*What to produce*:
Tally the lines containing the word "JSON", and report the tally alone.

*Stored records*:

----

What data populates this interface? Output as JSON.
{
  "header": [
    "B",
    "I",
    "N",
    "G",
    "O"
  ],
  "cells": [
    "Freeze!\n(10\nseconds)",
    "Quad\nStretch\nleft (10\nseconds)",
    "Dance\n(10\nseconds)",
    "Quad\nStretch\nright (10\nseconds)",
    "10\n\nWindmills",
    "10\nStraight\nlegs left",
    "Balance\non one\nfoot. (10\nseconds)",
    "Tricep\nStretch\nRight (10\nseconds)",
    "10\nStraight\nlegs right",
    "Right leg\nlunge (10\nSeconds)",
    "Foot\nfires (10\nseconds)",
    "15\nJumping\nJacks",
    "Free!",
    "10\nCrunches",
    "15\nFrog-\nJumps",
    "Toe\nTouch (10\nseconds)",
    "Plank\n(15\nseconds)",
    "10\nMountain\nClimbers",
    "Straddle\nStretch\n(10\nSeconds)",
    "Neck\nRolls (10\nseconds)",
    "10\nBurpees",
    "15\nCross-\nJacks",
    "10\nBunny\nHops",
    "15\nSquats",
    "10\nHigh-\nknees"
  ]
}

----

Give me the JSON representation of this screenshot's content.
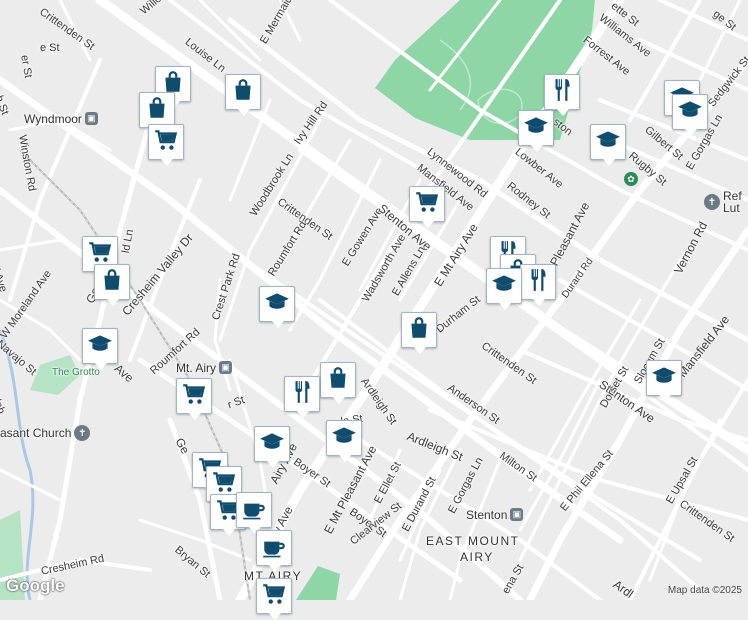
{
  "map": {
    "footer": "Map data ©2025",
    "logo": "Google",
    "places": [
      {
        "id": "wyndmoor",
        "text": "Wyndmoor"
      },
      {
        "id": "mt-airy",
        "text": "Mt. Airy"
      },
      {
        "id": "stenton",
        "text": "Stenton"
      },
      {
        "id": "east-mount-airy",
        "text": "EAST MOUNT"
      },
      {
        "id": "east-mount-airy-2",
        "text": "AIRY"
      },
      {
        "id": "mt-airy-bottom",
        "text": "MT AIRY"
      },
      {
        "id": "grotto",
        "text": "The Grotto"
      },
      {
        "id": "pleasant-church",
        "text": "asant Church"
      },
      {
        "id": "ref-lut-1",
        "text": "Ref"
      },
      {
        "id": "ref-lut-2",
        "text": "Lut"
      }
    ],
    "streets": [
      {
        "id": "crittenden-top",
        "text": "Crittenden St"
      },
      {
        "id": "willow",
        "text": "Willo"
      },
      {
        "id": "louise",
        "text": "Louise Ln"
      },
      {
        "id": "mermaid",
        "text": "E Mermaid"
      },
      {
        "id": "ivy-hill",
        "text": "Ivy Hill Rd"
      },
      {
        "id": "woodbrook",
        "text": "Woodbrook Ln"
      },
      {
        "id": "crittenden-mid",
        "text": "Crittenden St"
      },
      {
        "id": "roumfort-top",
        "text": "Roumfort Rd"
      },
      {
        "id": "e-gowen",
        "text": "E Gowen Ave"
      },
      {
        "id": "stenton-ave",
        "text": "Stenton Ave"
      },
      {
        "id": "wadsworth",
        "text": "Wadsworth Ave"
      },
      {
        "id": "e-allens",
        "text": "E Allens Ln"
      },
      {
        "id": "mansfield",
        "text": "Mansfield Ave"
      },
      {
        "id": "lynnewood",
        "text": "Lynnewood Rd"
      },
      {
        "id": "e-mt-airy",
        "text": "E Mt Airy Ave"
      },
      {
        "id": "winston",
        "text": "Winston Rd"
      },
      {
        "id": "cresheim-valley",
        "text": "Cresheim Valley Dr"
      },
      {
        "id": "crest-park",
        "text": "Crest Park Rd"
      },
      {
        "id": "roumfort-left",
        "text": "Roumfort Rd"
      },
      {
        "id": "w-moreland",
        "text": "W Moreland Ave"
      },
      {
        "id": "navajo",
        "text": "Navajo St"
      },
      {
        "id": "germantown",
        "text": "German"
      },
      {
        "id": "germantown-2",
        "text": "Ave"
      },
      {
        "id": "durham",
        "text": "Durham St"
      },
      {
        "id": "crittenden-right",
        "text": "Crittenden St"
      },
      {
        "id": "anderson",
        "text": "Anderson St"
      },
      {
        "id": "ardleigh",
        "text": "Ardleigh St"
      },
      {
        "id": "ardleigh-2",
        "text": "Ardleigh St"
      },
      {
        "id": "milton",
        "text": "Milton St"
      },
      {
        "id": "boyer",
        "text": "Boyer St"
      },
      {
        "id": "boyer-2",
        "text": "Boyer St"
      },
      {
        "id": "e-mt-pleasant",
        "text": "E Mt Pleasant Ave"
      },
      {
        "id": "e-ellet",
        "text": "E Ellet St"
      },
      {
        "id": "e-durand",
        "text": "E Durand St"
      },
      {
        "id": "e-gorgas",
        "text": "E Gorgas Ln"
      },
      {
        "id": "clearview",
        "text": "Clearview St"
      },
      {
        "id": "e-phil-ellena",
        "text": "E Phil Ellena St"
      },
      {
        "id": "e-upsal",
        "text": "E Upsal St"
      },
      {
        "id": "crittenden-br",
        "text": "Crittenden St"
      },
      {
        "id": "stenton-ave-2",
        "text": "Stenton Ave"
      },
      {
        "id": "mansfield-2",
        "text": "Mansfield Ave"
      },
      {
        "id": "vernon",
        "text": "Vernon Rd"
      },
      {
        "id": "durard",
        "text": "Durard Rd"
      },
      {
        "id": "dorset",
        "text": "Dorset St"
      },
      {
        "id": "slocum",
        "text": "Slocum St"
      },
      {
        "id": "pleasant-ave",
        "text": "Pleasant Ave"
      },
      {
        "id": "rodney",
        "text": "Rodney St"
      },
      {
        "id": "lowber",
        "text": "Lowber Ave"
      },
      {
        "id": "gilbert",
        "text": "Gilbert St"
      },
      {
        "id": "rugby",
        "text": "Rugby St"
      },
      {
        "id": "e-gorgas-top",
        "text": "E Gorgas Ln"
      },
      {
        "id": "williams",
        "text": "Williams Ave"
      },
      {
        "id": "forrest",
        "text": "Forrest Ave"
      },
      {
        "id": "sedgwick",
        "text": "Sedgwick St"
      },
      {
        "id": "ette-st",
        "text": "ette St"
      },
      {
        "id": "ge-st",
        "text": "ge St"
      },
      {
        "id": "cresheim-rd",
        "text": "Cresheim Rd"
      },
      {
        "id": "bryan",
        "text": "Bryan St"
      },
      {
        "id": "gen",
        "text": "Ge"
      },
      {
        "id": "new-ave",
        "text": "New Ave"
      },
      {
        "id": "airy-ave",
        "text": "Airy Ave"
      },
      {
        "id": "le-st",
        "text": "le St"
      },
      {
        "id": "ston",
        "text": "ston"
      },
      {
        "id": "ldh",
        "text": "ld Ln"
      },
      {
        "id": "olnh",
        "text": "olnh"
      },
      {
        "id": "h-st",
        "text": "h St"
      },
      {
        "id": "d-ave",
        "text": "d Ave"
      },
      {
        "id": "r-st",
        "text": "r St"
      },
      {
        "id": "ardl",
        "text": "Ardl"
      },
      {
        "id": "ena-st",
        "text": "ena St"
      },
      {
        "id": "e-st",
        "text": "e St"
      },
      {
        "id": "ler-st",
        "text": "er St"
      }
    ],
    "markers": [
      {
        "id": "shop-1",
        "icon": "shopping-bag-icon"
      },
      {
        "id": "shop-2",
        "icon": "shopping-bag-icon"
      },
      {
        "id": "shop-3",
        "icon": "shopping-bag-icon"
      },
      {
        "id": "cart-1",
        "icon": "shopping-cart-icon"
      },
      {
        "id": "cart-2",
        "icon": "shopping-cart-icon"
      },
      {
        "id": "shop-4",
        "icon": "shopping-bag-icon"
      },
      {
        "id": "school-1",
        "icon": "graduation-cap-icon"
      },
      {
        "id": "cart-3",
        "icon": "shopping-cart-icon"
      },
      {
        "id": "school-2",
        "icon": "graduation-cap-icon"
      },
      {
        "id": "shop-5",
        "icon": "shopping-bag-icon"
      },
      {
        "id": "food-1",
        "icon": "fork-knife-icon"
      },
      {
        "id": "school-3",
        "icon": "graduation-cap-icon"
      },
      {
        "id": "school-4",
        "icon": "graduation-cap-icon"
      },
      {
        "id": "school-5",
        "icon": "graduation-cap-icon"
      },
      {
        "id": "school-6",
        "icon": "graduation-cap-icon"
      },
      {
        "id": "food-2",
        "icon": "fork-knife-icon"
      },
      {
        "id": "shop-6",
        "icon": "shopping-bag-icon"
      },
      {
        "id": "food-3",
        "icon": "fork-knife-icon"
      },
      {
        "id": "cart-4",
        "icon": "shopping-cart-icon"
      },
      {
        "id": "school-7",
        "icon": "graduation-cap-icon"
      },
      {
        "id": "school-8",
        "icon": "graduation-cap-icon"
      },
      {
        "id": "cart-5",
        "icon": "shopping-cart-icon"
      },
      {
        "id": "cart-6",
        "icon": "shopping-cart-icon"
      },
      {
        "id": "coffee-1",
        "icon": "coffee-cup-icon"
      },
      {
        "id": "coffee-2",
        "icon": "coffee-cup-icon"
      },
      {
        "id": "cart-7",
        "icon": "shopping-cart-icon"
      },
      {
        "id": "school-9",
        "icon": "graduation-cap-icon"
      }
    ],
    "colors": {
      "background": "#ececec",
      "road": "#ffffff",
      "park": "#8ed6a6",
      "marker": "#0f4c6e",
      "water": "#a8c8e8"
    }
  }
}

----

*Exercise response*:
2